───── Given data ─────

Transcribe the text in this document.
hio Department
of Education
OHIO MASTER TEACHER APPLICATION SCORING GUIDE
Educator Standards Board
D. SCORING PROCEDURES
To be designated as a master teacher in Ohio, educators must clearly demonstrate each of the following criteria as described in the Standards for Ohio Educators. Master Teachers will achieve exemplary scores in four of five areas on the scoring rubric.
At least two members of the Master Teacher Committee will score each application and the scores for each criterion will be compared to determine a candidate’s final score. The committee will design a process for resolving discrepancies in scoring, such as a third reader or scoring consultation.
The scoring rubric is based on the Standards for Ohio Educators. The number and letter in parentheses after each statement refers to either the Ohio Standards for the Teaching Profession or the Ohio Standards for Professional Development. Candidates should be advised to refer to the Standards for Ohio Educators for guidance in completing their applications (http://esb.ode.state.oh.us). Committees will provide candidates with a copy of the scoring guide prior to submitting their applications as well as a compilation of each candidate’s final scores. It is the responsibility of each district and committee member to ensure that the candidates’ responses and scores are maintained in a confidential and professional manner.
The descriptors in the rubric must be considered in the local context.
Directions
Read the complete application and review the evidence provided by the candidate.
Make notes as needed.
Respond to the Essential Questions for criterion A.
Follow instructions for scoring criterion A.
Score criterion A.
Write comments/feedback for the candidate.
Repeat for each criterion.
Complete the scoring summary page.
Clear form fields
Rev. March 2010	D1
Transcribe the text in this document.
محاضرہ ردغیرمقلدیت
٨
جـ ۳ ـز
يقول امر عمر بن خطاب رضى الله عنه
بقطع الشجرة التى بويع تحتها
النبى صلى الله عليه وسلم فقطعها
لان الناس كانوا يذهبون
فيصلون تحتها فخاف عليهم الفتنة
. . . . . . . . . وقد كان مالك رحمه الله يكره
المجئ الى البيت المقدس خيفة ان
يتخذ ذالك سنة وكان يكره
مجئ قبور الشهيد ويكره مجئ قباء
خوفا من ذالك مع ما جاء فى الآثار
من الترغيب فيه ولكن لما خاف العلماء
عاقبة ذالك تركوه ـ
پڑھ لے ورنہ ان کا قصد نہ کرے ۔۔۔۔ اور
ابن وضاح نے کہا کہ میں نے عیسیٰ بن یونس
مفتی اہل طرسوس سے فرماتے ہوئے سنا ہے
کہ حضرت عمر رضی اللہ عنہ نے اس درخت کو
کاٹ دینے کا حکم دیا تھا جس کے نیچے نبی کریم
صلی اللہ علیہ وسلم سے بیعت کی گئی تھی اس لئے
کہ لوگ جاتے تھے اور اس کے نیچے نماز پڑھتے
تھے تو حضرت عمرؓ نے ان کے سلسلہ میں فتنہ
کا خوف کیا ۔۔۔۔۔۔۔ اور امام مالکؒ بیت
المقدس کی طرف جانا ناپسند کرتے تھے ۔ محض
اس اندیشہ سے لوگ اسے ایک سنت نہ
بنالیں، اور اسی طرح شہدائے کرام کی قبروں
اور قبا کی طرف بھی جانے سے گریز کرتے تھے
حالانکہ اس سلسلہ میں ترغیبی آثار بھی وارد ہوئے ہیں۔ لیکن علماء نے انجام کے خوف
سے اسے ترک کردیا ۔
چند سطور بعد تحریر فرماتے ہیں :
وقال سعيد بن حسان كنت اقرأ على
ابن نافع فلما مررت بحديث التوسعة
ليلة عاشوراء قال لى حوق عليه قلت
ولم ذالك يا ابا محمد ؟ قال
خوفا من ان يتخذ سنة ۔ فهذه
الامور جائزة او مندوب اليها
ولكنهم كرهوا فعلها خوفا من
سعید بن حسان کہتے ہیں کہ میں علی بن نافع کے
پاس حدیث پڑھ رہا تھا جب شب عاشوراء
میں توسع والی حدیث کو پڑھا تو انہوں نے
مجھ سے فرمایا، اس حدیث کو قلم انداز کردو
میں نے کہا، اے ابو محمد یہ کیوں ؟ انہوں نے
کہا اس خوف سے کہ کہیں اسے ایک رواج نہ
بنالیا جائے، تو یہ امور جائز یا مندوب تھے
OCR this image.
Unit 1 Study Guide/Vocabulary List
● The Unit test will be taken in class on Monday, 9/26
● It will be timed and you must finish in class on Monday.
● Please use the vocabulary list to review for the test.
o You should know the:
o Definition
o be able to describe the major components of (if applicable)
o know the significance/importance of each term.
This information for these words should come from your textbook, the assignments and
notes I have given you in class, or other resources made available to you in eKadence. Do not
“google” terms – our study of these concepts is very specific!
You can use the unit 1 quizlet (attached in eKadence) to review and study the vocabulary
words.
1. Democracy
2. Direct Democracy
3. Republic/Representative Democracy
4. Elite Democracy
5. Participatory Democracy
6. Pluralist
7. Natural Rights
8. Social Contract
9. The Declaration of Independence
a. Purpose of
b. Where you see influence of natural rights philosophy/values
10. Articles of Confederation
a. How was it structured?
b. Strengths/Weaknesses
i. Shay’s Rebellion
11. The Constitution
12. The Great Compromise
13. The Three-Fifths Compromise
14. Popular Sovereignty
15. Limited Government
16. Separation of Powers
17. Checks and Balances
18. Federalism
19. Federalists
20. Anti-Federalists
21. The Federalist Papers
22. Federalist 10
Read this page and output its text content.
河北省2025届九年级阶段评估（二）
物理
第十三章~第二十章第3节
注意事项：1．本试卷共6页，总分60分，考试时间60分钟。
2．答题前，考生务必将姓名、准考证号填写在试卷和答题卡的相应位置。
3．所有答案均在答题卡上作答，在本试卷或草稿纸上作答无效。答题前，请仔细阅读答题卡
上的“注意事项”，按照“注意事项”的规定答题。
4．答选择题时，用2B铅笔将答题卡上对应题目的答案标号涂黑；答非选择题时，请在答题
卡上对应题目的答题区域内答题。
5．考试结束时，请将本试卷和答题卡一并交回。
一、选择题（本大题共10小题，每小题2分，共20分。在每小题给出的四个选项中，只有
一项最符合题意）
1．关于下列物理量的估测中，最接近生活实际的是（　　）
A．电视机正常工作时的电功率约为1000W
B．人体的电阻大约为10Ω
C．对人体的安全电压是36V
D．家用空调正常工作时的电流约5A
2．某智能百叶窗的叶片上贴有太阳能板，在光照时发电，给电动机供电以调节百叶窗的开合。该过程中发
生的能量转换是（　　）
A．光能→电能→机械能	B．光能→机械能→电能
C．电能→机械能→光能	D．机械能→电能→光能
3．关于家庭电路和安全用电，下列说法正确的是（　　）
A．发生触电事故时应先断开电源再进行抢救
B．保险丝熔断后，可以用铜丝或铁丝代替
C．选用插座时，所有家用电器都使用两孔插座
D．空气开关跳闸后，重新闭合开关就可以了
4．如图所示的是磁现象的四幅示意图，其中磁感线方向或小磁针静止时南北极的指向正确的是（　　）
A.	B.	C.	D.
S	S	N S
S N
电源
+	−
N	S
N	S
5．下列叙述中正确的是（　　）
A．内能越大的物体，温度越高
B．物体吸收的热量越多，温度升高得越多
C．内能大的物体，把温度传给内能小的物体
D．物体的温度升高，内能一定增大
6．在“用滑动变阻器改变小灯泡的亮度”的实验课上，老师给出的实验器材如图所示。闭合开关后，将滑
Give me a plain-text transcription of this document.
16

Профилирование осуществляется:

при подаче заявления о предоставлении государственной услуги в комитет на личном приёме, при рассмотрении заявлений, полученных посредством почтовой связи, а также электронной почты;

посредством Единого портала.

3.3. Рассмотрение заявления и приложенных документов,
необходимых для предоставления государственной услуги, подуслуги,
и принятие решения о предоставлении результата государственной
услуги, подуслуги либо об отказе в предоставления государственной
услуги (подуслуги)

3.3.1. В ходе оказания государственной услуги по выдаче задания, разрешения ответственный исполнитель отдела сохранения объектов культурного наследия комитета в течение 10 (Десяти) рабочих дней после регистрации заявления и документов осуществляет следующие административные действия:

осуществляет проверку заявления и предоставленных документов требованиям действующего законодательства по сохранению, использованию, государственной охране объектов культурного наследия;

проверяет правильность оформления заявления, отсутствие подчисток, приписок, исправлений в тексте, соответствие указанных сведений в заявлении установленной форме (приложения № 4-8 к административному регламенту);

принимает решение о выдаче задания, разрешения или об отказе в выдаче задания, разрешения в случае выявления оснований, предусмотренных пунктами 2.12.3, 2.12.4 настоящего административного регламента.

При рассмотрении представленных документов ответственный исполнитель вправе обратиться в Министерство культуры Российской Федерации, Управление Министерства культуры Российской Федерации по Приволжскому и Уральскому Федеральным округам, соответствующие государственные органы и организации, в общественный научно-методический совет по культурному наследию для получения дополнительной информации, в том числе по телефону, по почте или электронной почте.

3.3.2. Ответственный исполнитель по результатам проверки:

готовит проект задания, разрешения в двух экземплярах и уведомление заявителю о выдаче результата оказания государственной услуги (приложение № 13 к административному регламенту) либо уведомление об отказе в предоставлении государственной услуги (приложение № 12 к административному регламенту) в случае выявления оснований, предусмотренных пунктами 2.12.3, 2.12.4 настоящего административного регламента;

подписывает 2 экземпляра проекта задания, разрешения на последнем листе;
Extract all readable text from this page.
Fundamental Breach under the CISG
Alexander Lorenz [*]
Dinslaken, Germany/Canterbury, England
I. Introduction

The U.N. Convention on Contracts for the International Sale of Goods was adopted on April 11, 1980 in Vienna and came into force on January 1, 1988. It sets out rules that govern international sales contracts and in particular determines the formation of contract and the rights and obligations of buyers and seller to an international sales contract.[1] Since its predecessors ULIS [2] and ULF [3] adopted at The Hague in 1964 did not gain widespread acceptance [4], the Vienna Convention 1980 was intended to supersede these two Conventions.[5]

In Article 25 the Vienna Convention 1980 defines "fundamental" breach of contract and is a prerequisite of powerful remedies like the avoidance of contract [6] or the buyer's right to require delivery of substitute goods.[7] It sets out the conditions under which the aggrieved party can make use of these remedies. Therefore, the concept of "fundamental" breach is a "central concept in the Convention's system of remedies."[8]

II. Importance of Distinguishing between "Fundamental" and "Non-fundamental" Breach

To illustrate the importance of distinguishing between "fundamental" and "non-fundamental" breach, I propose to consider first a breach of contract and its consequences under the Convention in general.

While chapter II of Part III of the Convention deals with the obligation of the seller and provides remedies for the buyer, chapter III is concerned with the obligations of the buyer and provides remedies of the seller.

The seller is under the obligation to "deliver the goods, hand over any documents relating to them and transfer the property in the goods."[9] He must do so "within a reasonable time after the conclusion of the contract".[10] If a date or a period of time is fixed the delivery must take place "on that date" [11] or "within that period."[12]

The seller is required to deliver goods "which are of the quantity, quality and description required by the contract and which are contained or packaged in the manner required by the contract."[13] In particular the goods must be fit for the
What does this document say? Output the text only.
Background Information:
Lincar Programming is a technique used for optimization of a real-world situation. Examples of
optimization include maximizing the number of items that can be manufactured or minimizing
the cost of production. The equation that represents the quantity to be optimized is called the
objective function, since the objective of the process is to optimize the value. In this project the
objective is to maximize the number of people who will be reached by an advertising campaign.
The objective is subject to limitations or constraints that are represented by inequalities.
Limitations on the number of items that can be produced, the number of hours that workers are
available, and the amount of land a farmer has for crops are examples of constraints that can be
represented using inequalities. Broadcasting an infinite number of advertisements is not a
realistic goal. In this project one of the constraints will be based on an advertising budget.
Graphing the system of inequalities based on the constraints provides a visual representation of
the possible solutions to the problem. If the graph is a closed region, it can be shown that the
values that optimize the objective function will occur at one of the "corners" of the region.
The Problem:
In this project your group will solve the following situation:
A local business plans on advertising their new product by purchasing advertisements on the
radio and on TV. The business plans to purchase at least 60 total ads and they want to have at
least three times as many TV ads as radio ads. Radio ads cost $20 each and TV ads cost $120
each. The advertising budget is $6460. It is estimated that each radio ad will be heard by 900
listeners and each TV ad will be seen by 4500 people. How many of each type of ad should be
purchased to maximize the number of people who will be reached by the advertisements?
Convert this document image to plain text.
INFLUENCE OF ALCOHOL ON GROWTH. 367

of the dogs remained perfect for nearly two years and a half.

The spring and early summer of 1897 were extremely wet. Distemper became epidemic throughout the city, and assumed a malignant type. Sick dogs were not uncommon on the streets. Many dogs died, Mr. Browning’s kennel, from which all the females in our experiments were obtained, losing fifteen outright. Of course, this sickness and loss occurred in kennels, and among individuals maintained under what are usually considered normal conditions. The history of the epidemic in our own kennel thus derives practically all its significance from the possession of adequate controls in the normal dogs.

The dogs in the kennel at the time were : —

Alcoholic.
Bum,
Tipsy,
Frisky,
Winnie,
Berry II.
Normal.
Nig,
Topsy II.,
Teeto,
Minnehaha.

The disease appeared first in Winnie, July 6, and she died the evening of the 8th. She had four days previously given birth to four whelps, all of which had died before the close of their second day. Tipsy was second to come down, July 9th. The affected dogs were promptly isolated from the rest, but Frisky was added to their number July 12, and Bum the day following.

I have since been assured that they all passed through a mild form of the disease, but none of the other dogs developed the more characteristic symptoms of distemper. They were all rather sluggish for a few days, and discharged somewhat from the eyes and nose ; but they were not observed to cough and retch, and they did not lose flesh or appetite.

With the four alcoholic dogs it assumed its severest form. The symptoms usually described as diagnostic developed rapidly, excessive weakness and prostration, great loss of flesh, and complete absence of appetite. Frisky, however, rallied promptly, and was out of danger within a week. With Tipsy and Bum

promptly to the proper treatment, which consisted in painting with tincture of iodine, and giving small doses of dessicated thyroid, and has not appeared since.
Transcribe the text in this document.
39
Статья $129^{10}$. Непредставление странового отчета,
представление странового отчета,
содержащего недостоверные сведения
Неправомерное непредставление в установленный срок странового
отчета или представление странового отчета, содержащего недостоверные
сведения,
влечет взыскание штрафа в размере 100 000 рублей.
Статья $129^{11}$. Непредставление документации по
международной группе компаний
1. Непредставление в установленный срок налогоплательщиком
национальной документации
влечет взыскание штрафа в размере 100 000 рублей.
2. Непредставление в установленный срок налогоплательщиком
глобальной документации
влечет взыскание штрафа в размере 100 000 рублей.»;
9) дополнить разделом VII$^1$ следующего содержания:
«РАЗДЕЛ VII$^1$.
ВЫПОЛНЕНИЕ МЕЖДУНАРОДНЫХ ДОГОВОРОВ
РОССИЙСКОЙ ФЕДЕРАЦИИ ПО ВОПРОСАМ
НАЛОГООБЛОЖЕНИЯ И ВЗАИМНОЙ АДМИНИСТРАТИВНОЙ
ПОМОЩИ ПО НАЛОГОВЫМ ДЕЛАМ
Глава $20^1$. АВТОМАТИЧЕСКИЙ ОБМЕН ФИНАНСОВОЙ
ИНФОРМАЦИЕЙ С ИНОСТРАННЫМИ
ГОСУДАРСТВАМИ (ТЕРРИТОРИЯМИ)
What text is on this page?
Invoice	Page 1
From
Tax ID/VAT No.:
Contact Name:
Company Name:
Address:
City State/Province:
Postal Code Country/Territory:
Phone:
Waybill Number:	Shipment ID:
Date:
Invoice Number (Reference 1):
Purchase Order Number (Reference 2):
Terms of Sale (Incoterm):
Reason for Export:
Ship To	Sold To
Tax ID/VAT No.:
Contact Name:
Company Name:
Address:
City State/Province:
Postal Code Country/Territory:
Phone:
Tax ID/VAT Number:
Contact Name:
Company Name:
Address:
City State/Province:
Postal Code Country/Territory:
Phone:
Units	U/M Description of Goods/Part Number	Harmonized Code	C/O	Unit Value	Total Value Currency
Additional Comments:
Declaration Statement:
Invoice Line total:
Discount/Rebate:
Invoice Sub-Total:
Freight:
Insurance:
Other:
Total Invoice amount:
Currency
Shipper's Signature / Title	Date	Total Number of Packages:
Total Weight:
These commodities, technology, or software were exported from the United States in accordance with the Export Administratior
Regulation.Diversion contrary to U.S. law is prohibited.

─────

Stated exercise: Note every line above where the string "obligations" shows up, and copy those lines.

Final result:
The U.N. Convention on Contracts for the International Sale of Goods was adopted on April 11, 1980 in Vienna and came into force on January 1, 1988. It sets out rules that govern international sales contracts and in particular determines the formation of contract and the rights and obligations of buyers and seller to an international sales contract.[1] Since its predecessors ULIS [2] and ULF [3] adopted at The Hague in 1964 did not gain widespread acceptance [4], the Vienna Convention 1980 was intended to supersede these two Conventions.[5]
While chapter II of Part III of the Convention deals with the obligation of the seller and provides remedies for the buyer, chapter III is concerned with the obligations of the buyer and provides remedies of the seller.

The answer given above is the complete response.